▶ [DOCUMENT SECTION]:
The intestine plays a dynamic role in the regulation of dietary triacylglyceride absorption by packaging and
secreting lipids in chylomicron particles. The intracellular steps of chylomicron biogenesis and transport have
been fairly well described, however, there is a significant knowledge gap in the mechanism for the final steps of
chylomicron secretion by enterocytes, specifically post-golgi transport and secretion. We recently identified a
protein that plays a critical role in this pathway, DENND5B. Our newly generated Dennd5b-/- mouse
demonstrates an essential role for this gene in golgi to plasma membrane transport of chylomicron secretory
vesicles. Dennd5b-deficient mice are resistant to diet-induced: obesity, changes in plasma lipids, and
atherosclerosis. In humans, exome sequencing studies reveal that a common DENND5B variant is correlated
with body mass index. These studies establish an important role for DENND5B in post-golgi chylomicron
secretion and a subsequent influence on body composition and peripheral lipoprotein metabolism. The overall
objective of this project is to gain fundamental knowledge about the process of dietary lipid absorption by the
intestine and to apply this knowledge to identify novel targets for treatment of obesity and cardiovascular
disease. This objective aligns well with the NIH mission to seek fundamental knowledge about living systems
and to apply this knowledge to enhance health. While Dennd5b is expressed in the intestinal epithelium, it is
also expressed at relatively high levels in liver and brain. Because our preliminary studies were performed in
whole-body Dennd5b-/- mice, our recent NIH R01 submission proposed to develop a novel tissue-specific
Dennd5b-/- mouse to better understand the mechanistic role of Dennd5b in the small intestine. Although we
have recently generated a Dennd5b-floxed mouse strain, reviewer comments strongly criticized the proposal
for not having the tissue-specific strain in hand. The objective of this Pilot proposal is to generate additional
preliminary data in response to reviewer comments for our R01 resubmission. Aim 1 will develop an intestine-
specific Dennd5b-/- mouse strain and measure dietary fat absorption to determine if their phenotype is
consistent with whole-body knockout mice. Aim 2 will determine the impact of Dennd5b-/- on intestinal
metabolic pathways by performing RNA sequencing analysis of intestinal tissue from tissue-specific knockout
mice. Successful completion of these Aims will directly address reviewer concerns by generating and validating
this strain and performing an initial characterization of the effects of intestinal Dennd5b knockout on metabolic
pathways. Having this model and additional data on metabolic consequences of Dennd5b knockout with
significantly strengthen our application for NIH funding.

▶ [RECORDS PROVIDED]:
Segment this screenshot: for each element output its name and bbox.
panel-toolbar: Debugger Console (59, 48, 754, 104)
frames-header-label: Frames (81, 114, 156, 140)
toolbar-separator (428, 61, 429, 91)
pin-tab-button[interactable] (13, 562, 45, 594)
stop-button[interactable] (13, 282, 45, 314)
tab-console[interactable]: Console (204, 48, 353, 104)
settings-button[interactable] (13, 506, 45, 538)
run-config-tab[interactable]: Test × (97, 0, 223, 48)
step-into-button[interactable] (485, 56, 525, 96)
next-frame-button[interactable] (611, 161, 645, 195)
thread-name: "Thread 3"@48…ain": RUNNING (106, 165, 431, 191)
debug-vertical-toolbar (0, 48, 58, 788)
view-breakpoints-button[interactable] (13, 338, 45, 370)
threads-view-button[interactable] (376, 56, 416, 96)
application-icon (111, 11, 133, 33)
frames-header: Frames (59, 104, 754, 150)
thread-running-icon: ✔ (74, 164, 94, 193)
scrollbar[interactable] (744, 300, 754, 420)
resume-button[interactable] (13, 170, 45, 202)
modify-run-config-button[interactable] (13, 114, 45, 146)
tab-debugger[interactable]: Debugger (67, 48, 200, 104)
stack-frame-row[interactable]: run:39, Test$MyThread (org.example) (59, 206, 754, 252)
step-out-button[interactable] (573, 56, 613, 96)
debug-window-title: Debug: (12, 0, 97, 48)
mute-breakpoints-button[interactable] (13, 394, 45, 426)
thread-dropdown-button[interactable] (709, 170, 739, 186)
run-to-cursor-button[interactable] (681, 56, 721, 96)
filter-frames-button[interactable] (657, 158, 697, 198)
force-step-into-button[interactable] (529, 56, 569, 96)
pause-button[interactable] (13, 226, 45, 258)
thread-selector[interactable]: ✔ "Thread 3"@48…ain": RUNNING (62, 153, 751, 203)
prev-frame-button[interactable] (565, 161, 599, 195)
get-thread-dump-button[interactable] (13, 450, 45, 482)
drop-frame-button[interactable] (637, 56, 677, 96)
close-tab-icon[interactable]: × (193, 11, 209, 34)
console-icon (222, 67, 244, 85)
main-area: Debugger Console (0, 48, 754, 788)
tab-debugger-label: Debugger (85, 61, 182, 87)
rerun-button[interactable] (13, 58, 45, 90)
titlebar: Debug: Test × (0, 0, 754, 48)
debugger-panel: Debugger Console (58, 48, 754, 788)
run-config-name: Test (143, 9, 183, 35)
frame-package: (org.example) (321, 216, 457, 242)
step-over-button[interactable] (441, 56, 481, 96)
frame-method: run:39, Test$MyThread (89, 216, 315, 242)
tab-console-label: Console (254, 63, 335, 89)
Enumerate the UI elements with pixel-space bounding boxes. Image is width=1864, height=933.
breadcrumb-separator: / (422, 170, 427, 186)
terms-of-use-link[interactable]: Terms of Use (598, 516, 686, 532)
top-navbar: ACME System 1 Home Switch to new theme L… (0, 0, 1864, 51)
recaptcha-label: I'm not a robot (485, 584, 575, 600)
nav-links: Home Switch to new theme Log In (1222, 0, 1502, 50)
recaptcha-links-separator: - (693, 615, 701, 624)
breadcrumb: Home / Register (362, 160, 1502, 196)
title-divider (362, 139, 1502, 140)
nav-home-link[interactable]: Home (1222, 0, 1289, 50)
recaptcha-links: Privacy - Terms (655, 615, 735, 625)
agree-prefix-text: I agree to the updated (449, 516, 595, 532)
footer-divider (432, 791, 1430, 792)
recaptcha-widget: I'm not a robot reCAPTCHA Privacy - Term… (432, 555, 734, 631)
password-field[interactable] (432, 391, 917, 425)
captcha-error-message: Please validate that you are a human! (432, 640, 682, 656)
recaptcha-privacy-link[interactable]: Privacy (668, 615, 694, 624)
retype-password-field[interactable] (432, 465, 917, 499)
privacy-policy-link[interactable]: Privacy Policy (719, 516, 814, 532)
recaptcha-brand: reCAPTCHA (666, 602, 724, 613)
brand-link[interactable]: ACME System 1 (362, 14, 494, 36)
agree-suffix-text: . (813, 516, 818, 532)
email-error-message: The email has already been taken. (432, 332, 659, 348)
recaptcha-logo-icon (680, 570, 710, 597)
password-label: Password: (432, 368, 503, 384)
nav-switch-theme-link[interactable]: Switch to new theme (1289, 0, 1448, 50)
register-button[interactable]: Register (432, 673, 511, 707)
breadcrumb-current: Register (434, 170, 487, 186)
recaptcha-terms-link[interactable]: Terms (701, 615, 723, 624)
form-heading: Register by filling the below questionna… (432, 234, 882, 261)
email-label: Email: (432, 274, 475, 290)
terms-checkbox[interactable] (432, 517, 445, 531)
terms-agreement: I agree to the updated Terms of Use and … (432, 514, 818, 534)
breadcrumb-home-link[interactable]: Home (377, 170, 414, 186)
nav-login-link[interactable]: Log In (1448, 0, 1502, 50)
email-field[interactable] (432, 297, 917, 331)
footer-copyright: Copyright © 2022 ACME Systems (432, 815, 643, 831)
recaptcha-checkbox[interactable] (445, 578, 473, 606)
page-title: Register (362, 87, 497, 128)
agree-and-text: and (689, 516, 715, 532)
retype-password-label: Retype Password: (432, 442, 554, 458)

▶ [PROBLEMS TO WORK ON]:
1) Please rewrite the paragraph of the DENND5B abstract beginning "The intestine plays a dynamic role" as a short bulleted list that keeps its main facts.
2) In one to three sentences, explain why the DENND5B abstract says a tissue-specific Dennd5b-/- mouse was proposed.

▶ [PER-TASK ANSWERS]:
1)
- The intestine regulates absorption of dietary triacylglycerides by packaging lipids into chylomicrons and secreting them. The final steps, post-golgi transport and secretion by enterocytes, are poorly understood.
- The protein DENND5B is critical in this pathway. Dennd5b-/- mice show that the gene is essential for golgi-to-plasma-membrane transport of chylomicron vesicles.
- Dennd5b-deficient mice resist diet-induced obesity, changes in plasma lipids, and atherosclerosis. In humans, a common DENND5B variant correlates with body mass index.
- The project aims to understand intestinal dietary lipid absorption and to find new targets for treating obesity and cardiovascular disease, in line with the NIH mission.
- Dennd5b is also highly expressed in liver and brain, and earlier work used whole-body knockouts. An R01 proposal therefore planned an intestine-specific knockout. Reviewers criticized it because that strain was not yet in hand, although a Dennd5b-floxed strain now exists.
- This pilot will generate preliminary data for the R01 resubmission:
  - Aim 1: develop an intestine-specific Dennd5b-/- strain and measure dietary fat absorption to see whether it matches the whole-body knockout.
  - Aim 2: run RNA sequencing on intestinal tissue from these mice to assess effects on intestinal metabolic pathways.
- Completing both aims would address the reviewers' concerns and strengthen the NIH funding application.

2) Dennd5b is expressed in the intestinal epithelium but also at relatively high levels in liver and brain. The preliminary studies used whole-body Dennd5b-/- mice, so an intestine-specific knockout was proposed to better understand the gene's mechanistic role in the small intestine.